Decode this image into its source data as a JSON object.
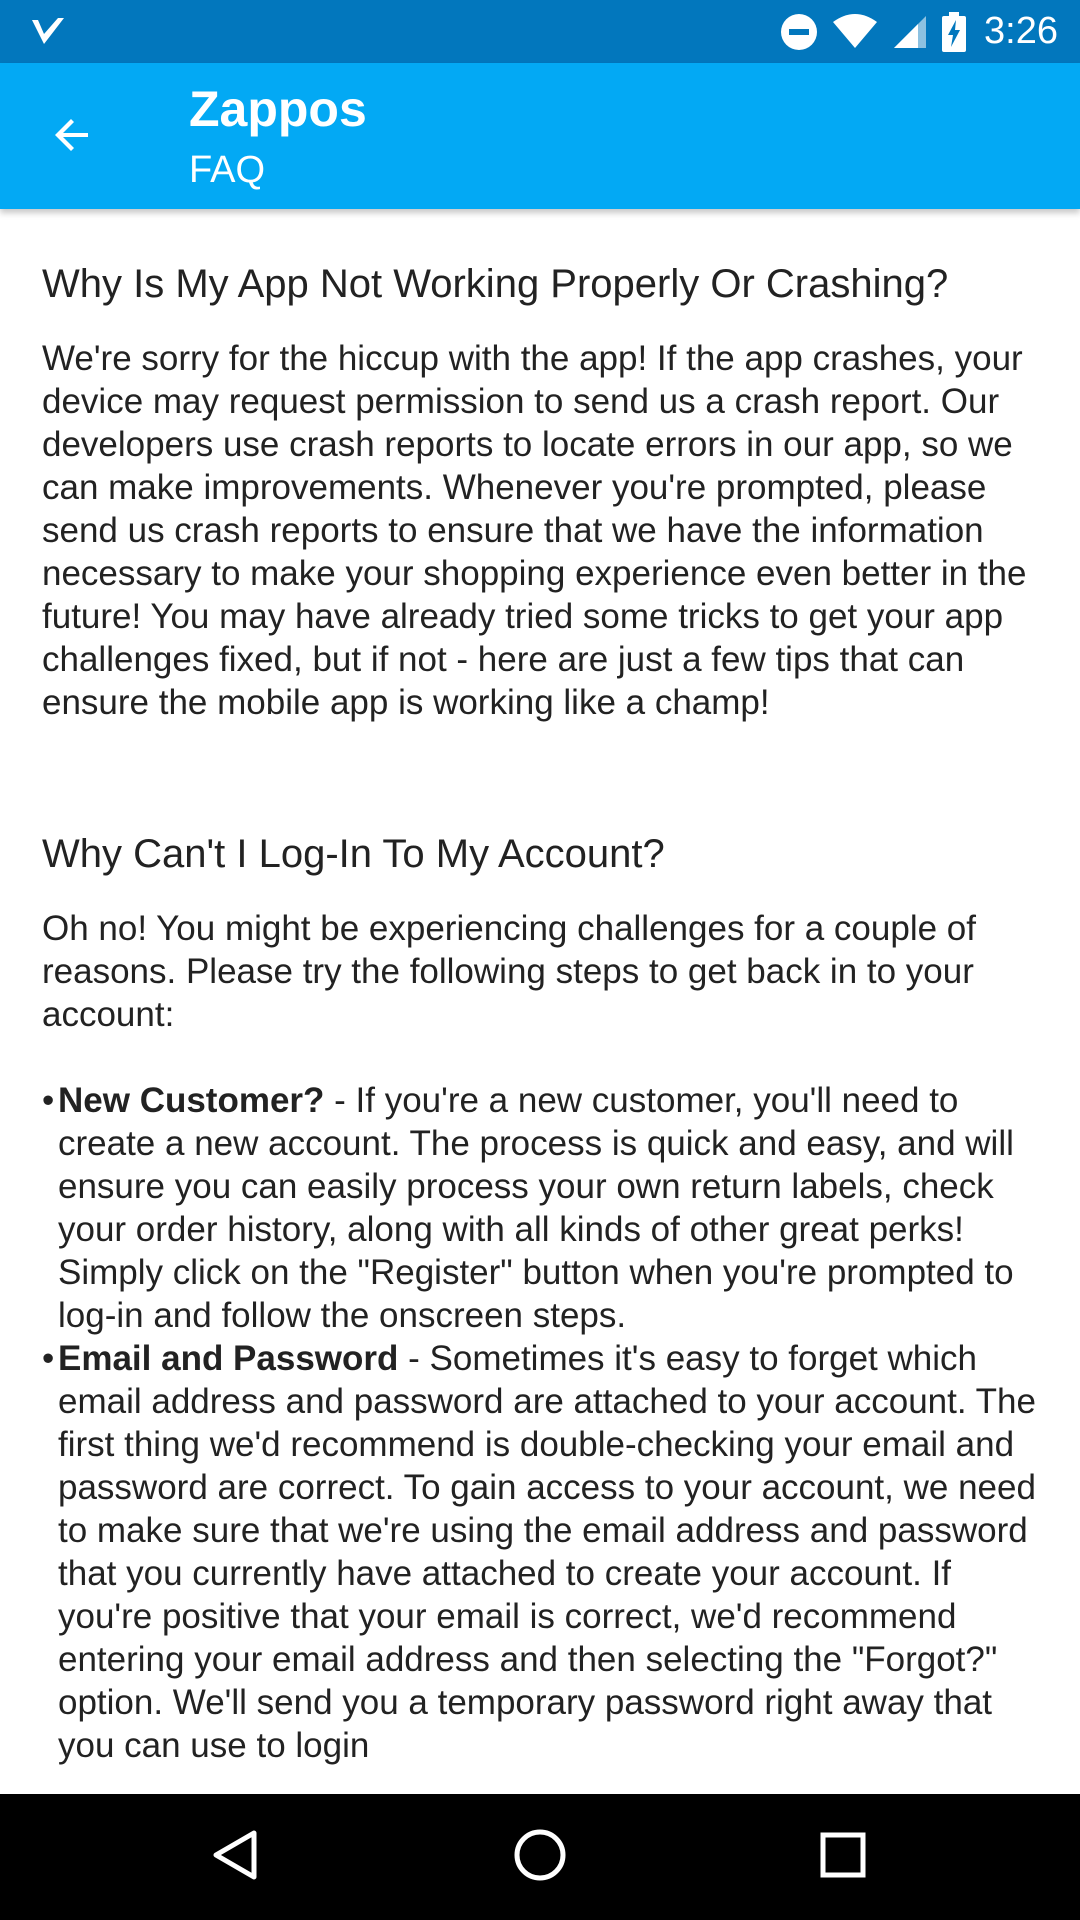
{
  "status_bar": {
    "time": "3:26",
    "icons": [
      "check-notification-icon",
      "do-not-disturb-icon",
      "wifi-icon",
      "cellular-signal-icon",
      "battery-charging-icon"
    ]
  },
  "app_bar": {
    "title": "Zappos",
    "subtitle": "FAQ",
    "background_color": "#03a9f4",
    "status_color": "#0277bd"
  },
  "faq": [
    {
      "question": "Why Is My App Not Working Properly Or Crashing?",
      "answer": "We're sorry for the hiccup with the app! If the app crashes, your device may request permission to send us a crash report. Our developers use crash reports to locate errors in our app, so we can make improvements. Whenever you're prompted, please send us crash reports to ensure that we have the information necessary to make your shopping experience even better in the future! You may have already tried some tricks to get your app challenges fixed, but if not - here are just a few tips that can ensure the mobile app is working like a champ!"
    },
    {
      "question": "Why Can't I Log-In To My Account?",
      "intro": "Oh no! You might be experiencing challenges for a couple of reasons. Please try the following steps to get back in to your account:",
      "bullets": [
        {
          "bold": "New Customer?",
          "text": " - If you're a new customer, you'll need to create a new account. The process is quick and easy, and will ensure you can easily process your own return labels, check your order history, along with all kinds of other great perks! Simply click on the \"Register\" button when you're prompted to log-in and follow the onscreen steps."
        },
        {
          "bold": "Email and Password",
          "text": " - Sometimes it's easy to forget which email address and password are attached to your account. The first thing we'd recommend is double-checking your email and password are correct. To gain access to your account, we need to make sure that we're using the email address and password that you currently have attached to create your account. If you're positive that your email is correct, we'd recommend entering your email address and then selecting the \"Forgot?\" option. We'll send you a temporary password right away that you can use to login"
        }
      ]
    }
  ],
  "bullet_char": "•",
  "nav_bar": {
    "icons": [
      "back-triangle-icon",
      "home-circle-icon",
      "recents-square-icon"
    ]
  }
}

Written instruction :: Make a verbatim copy of all the entries and strip out the pictures.

Result of this task ::
Decode this image into its source data as a JSON object.
{
  "status_bar": {
    "time": "3:26",
    "icons": [
      "check-notification-icon",
      "do-not-disturb-icon",
      "wifi-icon",
      "cellular-signal-icon",
      "battery-charging-icon"
    ]
  },
  "app_bar": {
    "title": "Zappos",
    "subtitle": "FAQ",
    "background_color": "#03a9f4",
    "status_color": "#0277bd"
  },
  "faq": [
    {
      "question": "Why Is My App Not Working Properly Or Crashing?",
      "answer": "We're sorry for the hiccup with the app! If the app crashes, your device may request permission to send us a crash report. Our developers use crash reports to locate errors in our app, so we can make improvements. Whenever you're prompted, please send us crash reports to ensure that we have the information necessary to make your shopping experience even better in the future! You may have already tried some tricks to get your app challenges fixed, but if not - here are just a few tips that can ensure the mobile app is working like a champ!"
    },
    {
      "question": "Why Can't I Log-In To My Account?",
      "intro": "Oh no! You might be experiencing challenges for a couple of reasons. Please try the following steps to get back in to your account:",
      "bullets": [
        {
          "bold": "New Customer?",
          "text": " - If you're a new customer, you'll need to create a new account. The process is quick and easy, and will ensure you can easily process your own return labels, check your order history, along with all kinds of other great perks! Simply click on the \"Register\" button when you're prompted to log-in and follow the onscreen steps."
        },
        {
          "bold": "Email and Password",
          "text": " - Sometimes it's easy to forget which email address and password are attached to your account. The first thing we'd recommend is double-checking your email and password are correct. To gain access to your account, we need to make sure that we're using the email address and password that you currently have attached to create your account. If you're positive that your email is correct, we'd recommend entering your email address and then selecting the \"Forgot?\" option. We'll send you a temporary password right away that you can use to login"
        }
      ]
    }
  ],
  "bullet_char": "•",
  "nav_bar": {
    "icons": [
      "back-triangle-icon",
      "home-circle-icon",
      "recents-square-icon"
    ]
  }
}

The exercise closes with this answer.